_YOUR GOAL_
Repeat the whole of the data, keeping every detail the same.

_INFORMATION SHOWN_

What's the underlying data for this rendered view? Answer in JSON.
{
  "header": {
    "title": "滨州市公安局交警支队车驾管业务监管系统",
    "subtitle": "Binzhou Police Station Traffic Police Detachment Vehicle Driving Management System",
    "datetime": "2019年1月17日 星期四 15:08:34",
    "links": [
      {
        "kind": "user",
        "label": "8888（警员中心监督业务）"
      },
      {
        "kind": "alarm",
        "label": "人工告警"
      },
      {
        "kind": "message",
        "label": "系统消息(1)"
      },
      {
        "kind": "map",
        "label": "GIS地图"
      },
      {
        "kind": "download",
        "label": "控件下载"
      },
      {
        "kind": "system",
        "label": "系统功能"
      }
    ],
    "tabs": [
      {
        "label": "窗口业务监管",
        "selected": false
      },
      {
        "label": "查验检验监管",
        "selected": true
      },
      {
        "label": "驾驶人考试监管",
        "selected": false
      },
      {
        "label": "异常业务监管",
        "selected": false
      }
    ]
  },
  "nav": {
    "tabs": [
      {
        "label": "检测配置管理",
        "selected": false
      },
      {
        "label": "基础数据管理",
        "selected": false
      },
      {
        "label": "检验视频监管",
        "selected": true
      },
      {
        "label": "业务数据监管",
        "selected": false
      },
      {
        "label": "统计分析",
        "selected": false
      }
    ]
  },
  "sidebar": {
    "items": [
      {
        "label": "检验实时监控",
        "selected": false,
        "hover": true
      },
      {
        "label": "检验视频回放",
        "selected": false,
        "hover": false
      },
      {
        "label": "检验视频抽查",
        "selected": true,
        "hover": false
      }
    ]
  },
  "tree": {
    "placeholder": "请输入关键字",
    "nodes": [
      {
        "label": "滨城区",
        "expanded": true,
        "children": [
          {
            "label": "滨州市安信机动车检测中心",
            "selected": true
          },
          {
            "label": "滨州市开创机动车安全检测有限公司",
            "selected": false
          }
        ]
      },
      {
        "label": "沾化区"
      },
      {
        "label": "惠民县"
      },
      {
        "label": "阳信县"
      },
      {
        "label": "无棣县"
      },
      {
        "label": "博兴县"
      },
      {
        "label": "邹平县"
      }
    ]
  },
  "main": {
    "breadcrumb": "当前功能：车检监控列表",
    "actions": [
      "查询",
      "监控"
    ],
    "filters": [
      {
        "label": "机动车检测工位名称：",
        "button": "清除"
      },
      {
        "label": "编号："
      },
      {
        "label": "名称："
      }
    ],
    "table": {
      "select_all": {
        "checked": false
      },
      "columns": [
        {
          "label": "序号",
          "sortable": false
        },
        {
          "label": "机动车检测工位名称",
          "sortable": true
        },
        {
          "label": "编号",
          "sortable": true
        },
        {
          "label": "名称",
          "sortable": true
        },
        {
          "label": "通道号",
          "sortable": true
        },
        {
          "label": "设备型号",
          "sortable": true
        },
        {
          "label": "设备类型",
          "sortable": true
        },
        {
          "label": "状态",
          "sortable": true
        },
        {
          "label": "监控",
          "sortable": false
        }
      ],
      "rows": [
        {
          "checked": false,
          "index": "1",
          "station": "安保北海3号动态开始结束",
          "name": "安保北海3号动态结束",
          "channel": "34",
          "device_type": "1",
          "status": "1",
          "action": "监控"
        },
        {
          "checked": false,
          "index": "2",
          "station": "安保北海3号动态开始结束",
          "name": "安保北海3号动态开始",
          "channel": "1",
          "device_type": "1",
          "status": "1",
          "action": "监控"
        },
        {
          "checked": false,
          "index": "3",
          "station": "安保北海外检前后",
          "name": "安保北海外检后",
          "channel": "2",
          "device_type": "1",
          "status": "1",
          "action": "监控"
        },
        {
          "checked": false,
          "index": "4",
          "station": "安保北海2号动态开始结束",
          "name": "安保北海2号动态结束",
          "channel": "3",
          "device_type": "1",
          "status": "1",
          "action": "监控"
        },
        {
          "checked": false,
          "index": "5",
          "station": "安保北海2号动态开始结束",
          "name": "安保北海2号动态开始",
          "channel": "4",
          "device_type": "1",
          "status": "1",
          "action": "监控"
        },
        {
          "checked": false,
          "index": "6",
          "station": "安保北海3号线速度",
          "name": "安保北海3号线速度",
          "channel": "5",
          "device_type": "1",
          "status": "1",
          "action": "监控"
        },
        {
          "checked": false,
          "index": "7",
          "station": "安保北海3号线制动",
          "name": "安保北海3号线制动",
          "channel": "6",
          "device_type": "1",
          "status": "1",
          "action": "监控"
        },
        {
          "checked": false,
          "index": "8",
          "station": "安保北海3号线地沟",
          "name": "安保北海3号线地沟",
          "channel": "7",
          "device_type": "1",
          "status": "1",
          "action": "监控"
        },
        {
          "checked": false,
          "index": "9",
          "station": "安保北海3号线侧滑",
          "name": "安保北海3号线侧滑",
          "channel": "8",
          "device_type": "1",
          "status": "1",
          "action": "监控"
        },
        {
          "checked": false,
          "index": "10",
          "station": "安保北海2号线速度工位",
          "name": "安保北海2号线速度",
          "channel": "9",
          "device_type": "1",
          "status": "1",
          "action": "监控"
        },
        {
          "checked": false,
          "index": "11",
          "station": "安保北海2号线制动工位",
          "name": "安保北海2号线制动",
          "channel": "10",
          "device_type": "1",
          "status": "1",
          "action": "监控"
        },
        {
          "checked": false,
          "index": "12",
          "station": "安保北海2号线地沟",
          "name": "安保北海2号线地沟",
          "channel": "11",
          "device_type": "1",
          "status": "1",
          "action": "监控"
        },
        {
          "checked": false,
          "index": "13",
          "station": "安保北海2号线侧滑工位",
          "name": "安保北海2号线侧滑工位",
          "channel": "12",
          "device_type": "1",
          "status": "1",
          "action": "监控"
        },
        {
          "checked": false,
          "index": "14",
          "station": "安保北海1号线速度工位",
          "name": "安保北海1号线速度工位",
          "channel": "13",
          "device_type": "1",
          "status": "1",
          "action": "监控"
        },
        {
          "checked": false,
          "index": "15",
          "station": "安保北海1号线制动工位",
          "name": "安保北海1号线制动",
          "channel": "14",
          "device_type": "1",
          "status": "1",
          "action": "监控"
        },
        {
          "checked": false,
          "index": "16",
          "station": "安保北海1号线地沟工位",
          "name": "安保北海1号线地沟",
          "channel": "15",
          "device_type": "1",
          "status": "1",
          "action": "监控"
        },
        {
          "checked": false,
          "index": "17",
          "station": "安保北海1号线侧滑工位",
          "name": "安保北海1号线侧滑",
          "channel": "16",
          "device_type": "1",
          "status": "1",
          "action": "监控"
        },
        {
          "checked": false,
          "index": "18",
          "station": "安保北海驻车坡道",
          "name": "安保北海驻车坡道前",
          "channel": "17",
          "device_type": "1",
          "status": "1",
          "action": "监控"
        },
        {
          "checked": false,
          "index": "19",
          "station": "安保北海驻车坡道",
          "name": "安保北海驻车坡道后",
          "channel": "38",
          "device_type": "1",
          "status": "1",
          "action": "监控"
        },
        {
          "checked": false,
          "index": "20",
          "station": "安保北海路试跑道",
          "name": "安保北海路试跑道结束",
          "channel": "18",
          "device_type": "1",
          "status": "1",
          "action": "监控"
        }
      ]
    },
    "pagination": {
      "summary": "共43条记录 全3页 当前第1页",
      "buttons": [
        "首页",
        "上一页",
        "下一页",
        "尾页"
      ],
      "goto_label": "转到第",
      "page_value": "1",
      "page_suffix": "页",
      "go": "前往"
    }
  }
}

_RESULT OF THE EXERCISE_
What's the underlying data for this rendered view? Answer in JSON.
{
  "header": {
    "title": "滨州市公安局交警支队车驾管业务监管系统",
    "subtitle": "Binzhou Police Station Traffic Police Detachment Vehicle Driving Management System",
    "datetime": "2019年1月17日 星期四 15:08:34",
    "links": [
      {
        "kind": "user",
        "label": "8888（警员中心监督业务）"
      },
      {
        "kind": "alarm",
        "label": "人工告警"
      },
      {
        "kind": "message",
        "label": "系统消息(1)"
      },
      {
        "kind": "map",
        "label": "GIS地图"
      },
      {
        "kind": "download",
        "label": "控件下载"
      },
      {
        "kind": "system",
        "label": "系统功能"
      }
    ],
    "tabs": [
      {
        "label": "窗口业务监管",
        "selected": false
      },
      {
        "label": "查验检验监管",
        "selected": true
      },
      {
        "label": "驾驶人考试监管",
        "selected": false
      },
      {
        "label": "异常业务监管",
        "selected": false
      }
    ]
  },
  "nav": {
    "tabs": [
      {
        "label": "检测配置管理",
        "selected": false
      },
      {
        "label": "基础数据管理",
        "selected": false
      },
      {
        "label": "检验视频监管",
        "selected": true
      },
      {
        "label": "业务数据监管",
        "selected": false
      },
      {
        "label": "统计分析",
        "selected": false
      }
    ]
  },
  "sidebar": {
    "items": [
      {
        "label": "检验实时监控",
        "selected": false,
        "hover": true
      },
      {
        "label": "检验视频回放",
        "selected": false,
        "hover": false
      },
      {
        "label": "检验视频抽查",
        "selected": true,
        "hover": false
      }
    ]
  },
  "tree": {
    "placeholder": "请输入关键字",
    "nodes": [
      {
        "label": "滨城区",
        "expanded": true,
        "children": [
          {
            "label": "滨州市安信机动车检测中心",
            "selected": true
          },
          {
            "label": "滨州市开创机动车安全检测有限公司",
            "selected": false
          }
        ]
      },
      {
        "label": "沾化区"
      },
      {
        "label": "惠民县"
      },
      {
        "label": "阳信县"
      },
      {
        "label": "无棣县"
      },
      {
        "label": "博兴县"
      },
      {
        "label": "邹平县"
      }
    ]
  },
  "main": {
    "breadcrumb": "当前功能：车检监控列表",
    "actions": [
      "查询",
      "监控"
    ],
    "filters": [
      {
        "label": "机动车检测工位名称：",
        "button": "清除"
      },
      {
        "label": "编号："
      },
      {
        "label": "名称："
      }
    ],
    "table": {
      "select_all": {
        "checked": false
      },
      "columns": [
        {
          "label": "序号",
          "sortable": false
        },
        {
          "label": "机动车检测工位名称",
          "sortable": true
        },
        {
          "label": "编号",
          "sortable": true
        },
        {
          "label": "名称",
          "sortable": true
        },
        {
          "label": "通道号",
          "sortable": true
        },
        {
          "label": "设备型号",
          "sortable": true
        },
        {
          "label": "设备类型",
          "sortable": true
        },
        {
          "label": "状态",
          "sortable": true
        },
        {
          "label": "监控",
          "sortable": false
        }
      ],
      "rows": [
        {
          "checked": false,
          "index": "1",
          "station": "安保北海3号动态开始结束",
          "name": "安保北海3号动态结束",
          "channel": "34",
          "device_type": "1",
          "status": "1",
          "action": "监控"
        },
        {
          "checked": false,
          "index": "2",
          "station": "安保北海3号动态开始结束",
          "name": "安保北海3号动态开始",
          "channel": "1",
          "device_type": "1",
          "status": "1",
          "action": "监控"
        },
        {
          "checked": false,
          "index": "3",
          "station": "安保北海外检前后",
          "name": "安保北海外检后",
          "channel": "2",
          "device_type": "1",
          "status": "1",
          "action": "监控"
        },
        {
          "checked": false,
          "index": "4",
          "station": "安保北海2号动态开始结束",
          "name": "安保北海2号动态结束",
          "channel": "3",
          "device_type": "1",
          "status": "1",
          "action": "监控"
        },
        {
          "checked": false,
          "index": "5",
          "station": "安保北海2号动态开始结束",
          "name": "安保北海2号动态开始",
          "channel": "4",
          "device_type": "1",
          "status": "1",
          "action": "监控"
        },
        {
          "checked": false,
          "index": "6",
          "station": "安保北海3号线速度",
          "name": "安保北海3号线速度",
          "channel": "5",
          "device_type": "1",
          "status": "1",
          "action": "监控"
        },
        {
          "checked": false,
          "index": "7",
          "station": "安保北海3号线制动",
          "name": "安保北海3号线制动",
          "channel": "6",
          "device_type": "1",
          "status": "1",
          "action": "监控"
        },
        {
          "checked": false,
          "index": "8",
          "station": "安保北海3号线地沟",
          "name": "安保北海3号线地沟",
          "channel": "7",
          "device_type": "1",
          "status": "1",
          "action": "监控"
        },
        {
          "checked": false,
          "index": "9",
          "station": "安保北海3号线侧滑",
          "name": "安保北海3号线侧滑",
          "channel": "8",
          "device_type": "1",
          "status": "1",
          "action": "监控"
        },
        {
          "checked": false,
          "index": "10",
          "station": "安保北海2号线速度工位",
          "name": "安保北海2号线速度",
          "channel": "9",
          "device_type": "1",
          "status": "1",
          "action": "监控"
        },
        {
          "checked": false,
          "index": "11",
          "station": "安保北海2号线制动工位",
          "name": "安保北海2号线制动",
          "channel": "10",
          "device_type": "1",
          "status": "1",
          "action": "监控"
        },
        {
          "checked": false,
          "index": "12",
          "station": "安保北海2号线地沟",
          "name": "安保北海2号线地沟",
          "channel": "11",
          "device_type": "1",
          "status": "1",
          "action": "监控"
        },
        {
          "checked": false,
          "index": "13",
          "station": "安保北海2号线侧滑工位",
          "name": "安保北海2号线侧滑工位",
          "channel": "12",
          "device_type": "1",
          "status": "1",
          "action": "监控"
        },
        {
          "checked": false,
          "index": "14",
          "station": "安保北海1号线速度工位",
          "name": "安保北海1号线速度工位",
          "channel": "13",
          "device_type": "1",
          "status": "1",
          "action": "监控"
        },
        {
          "checked": false,
          "index": "15",
          "station": "安保北海1号线制动工位",
          "name": "安保北海1号线制动",
          "channel": "14",
          "device_type": "1",
          "status": "1",
          "action": "监控"
        },
        {
          "checked": false,
          "index": "16",
          "station": "安保北海1号线地沟工位",
          "name": "安保北海1号线地沟",
          "channel": "15",
          "device_type": "1",
          "status": "1",
          "action": "监控"
        },
        {
          "checked": false,
          "index": "17",
          "station": "安保北海1号线侧滑工位",
          "name": "安保北海1号线侧滑",
          "channel": "16",
          "device_type": "1",
          "status": "1",
          "action": "监控"
        },
        {
          "checked": false,
          "index": "18",
          "station": "安保北海驻车坡道",
          "name": "安保北海驻车坡道前",
          "channel": "17",
          "device_type": "1",
          "status": "1",
          "action": "监控"
        },
        {
          "checked": false,
          "index": "19",
          "station": "安保北海驻车坡道",
          "name": "安保北海驻车坡道后",
          "channel": "38",
          "device_type": "1",
          "status": "1",
          "action": "监控"
        },
        {
          "checked": false,
          "index": "20",
          "station": "安保北海路试跑道",
          "name": "安保北海路试跑道结束",
          "channel": "18",
          "device_type": "1",
          "status": "1",
          "action": "监控"
        }
      ]
    },
    "pagination": {
      "summary": "共43条记录 全3页 当前第1页",
      "buttons": [
        "首页",
        "上一页",
        "下一页",
        "尾页"
      ],
      "goto_label": "转到第",
      "page_value": "1",
      "page_suffix": "页",
      "go": "前往"
    }
  }
}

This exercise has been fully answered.